--- WHAT YOU WILL DO ---
Copy out the lines of the records that begin at the line containing "y-axis-title: Frequency (eV): [3, 225, 45, 465]" and stop after the line containing "series-omega1-line: [127, 10, 1112, 194]", reproducing each one without change.

--- SOURCE MATERIAL ---
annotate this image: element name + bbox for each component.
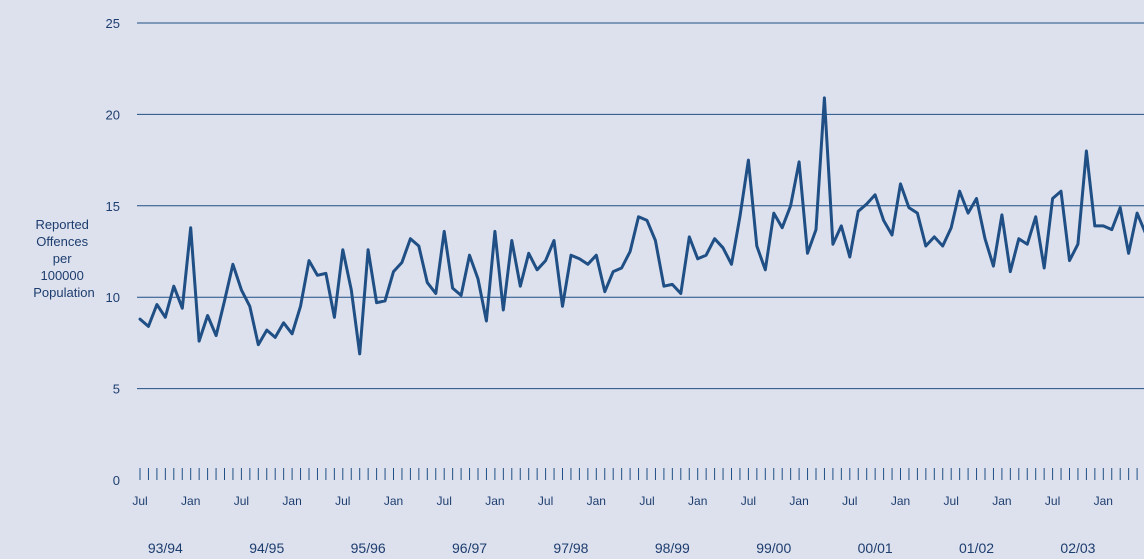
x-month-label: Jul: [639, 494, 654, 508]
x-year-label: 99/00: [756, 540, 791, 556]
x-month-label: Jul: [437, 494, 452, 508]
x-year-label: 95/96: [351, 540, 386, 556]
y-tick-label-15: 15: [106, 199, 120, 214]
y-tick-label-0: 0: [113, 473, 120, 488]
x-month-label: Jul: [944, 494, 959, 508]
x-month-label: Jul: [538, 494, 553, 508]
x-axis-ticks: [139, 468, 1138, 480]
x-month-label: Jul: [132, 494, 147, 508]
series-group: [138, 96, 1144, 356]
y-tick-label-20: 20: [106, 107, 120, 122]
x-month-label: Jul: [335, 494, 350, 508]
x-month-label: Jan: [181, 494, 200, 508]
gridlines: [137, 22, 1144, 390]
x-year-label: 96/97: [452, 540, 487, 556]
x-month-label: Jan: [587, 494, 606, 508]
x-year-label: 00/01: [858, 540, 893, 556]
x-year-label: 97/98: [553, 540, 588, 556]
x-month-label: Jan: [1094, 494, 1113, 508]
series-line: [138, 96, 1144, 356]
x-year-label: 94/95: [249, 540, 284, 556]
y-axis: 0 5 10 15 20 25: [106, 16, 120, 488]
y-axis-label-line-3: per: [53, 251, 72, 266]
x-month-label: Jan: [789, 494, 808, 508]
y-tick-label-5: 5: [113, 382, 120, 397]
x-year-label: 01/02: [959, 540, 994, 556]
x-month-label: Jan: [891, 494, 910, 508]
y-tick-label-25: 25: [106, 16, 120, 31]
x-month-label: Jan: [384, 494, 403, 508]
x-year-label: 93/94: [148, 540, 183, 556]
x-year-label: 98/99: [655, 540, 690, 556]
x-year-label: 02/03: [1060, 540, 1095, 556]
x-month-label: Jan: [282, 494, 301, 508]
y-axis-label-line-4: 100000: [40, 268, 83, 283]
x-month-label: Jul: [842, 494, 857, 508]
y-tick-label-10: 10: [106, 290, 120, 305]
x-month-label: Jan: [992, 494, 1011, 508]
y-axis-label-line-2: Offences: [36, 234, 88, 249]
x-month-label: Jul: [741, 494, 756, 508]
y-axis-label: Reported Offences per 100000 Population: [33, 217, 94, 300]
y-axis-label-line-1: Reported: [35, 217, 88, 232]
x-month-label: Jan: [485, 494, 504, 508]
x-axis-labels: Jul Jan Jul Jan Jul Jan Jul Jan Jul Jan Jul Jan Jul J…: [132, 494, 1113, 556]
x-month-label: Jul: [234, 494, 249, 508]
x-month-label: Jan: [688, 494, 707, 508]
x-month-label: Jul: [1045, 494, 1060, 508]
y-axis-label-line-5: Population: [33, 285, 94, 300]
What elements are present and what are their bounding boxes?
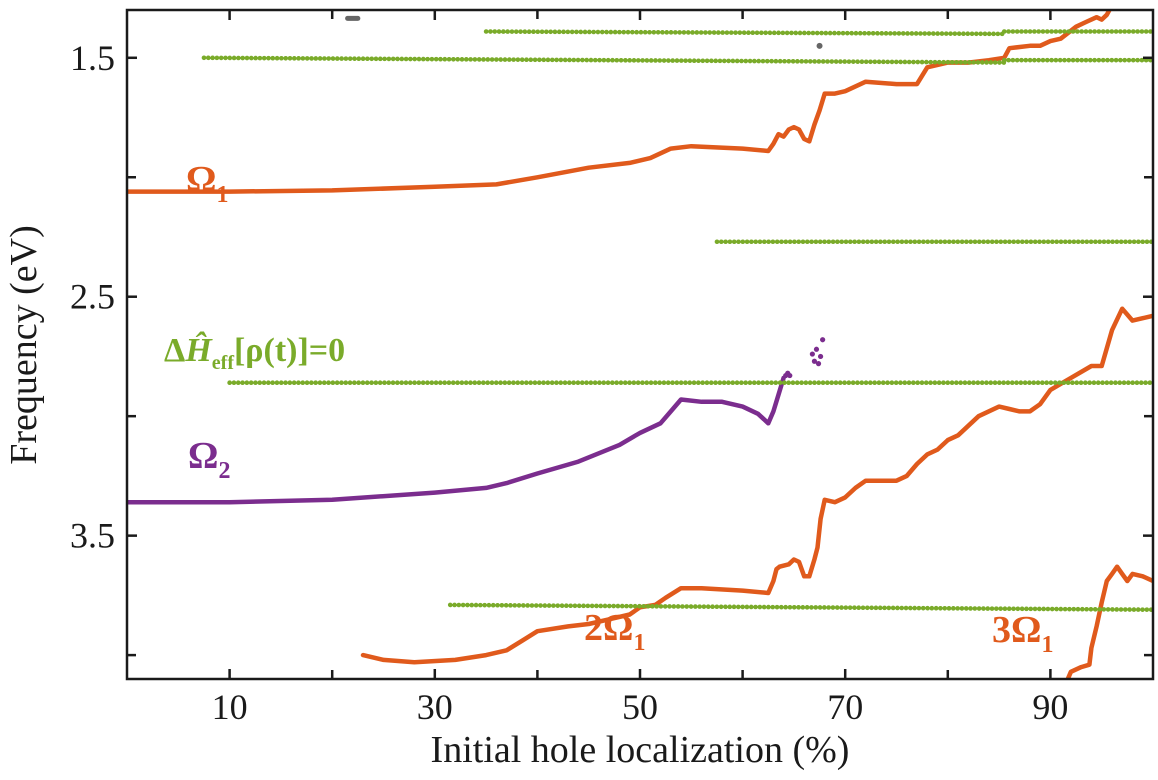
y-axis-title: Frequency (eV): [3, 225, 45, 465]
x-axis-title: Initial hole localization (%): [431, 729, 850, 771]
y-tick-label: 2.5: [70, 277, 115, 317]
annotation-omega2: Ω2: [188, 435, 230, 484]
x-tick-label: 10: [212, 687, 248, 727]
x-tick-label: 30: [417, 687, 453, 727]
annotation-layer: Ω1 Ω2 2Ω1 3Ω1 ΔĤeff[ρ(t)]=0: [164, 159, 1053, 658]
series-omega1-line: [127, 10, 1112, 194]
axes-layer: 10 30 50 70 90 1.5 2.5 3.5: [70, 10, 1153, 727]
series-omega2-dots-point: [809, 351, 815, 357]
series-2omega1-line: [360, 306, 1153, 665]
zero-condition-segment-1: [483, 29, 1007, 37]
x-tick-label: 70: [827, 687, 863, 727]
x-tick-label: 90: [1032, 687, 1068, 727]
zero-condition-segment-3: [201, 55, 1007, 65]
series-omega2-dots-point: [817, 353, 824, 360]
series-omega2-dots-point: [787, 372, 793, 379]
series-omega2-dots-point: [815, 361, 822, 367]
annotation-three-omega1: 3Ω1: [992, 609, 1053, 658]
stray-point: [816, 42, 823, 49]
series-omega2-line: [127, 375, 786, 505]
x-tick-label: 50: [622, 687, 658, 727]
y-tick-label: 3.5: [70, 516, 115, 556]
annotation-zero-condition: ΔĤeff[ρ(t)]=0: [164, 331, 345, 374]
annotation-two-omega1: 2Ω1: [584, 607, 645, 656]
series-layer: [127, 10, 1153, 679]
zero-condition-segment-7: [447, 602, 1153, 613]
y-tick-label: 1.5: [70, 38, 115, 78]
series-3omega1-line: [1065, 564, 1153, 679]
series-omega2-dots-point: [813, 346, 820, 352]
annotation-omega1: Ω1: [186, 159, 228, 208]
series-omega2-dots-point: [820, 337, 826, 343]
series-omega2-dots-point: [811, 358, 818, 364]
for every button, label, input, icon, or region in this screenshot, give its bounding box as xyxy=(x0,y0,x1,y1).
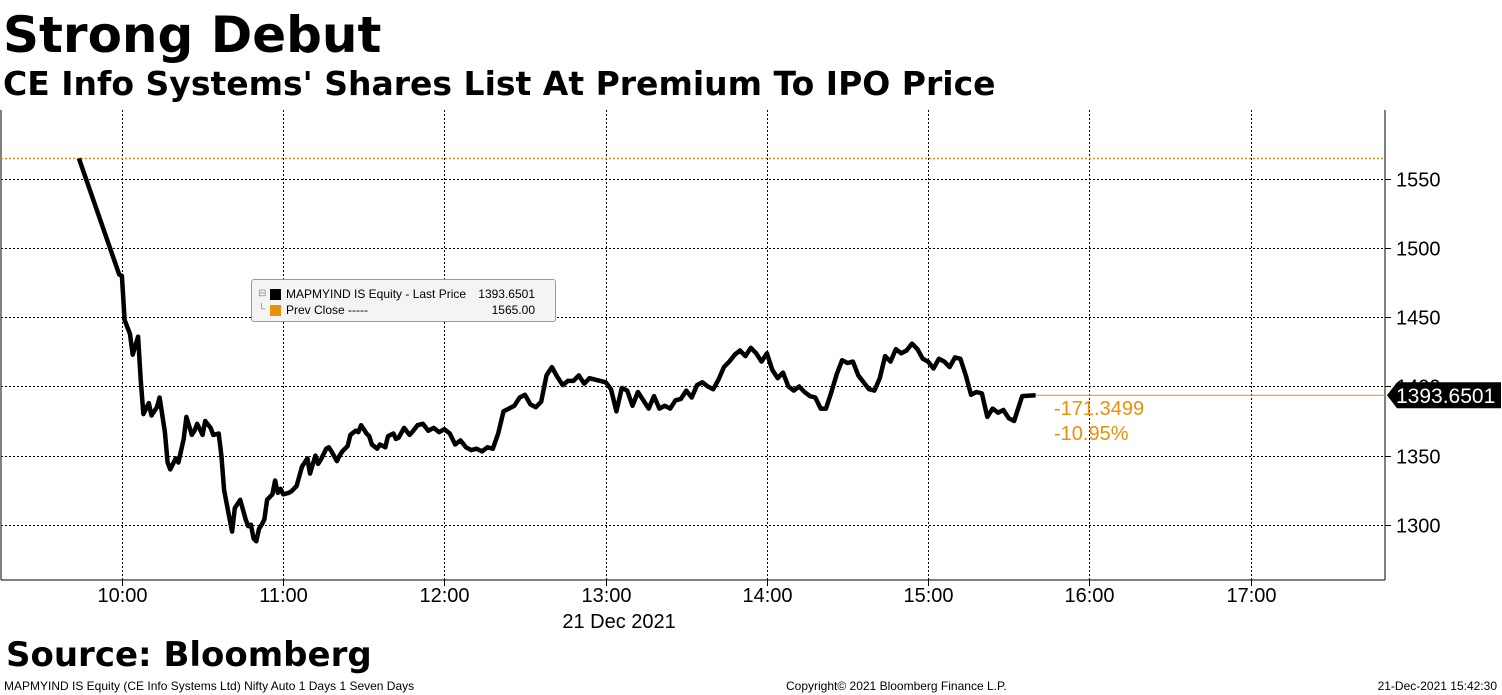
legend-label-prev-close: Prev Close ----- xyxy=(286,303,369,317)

--- FINISHED EXERCISE ---
y-axis-title: Frequency (eV): [3, 225, 45, 465]
x-axis-title: Initial hole localization (%): [431, 729, 850, 771]
y-tick-label: 2.5: [70, 277, 115, 317]
annotation-omega2: Ω2: [188, 435, 230, 484]
x-tick-label: 10: [212, 687, 248, 727]
x-tick-label: 30: [417, 687, 453, 727]
annotation-layer: Ω1 Ω2 2Ω1 3Ω1 ΔĤeff[ρ(t)]=0: [164, 159, 1053, 658]
series-omega1-line: [127, 10, 1112, 194]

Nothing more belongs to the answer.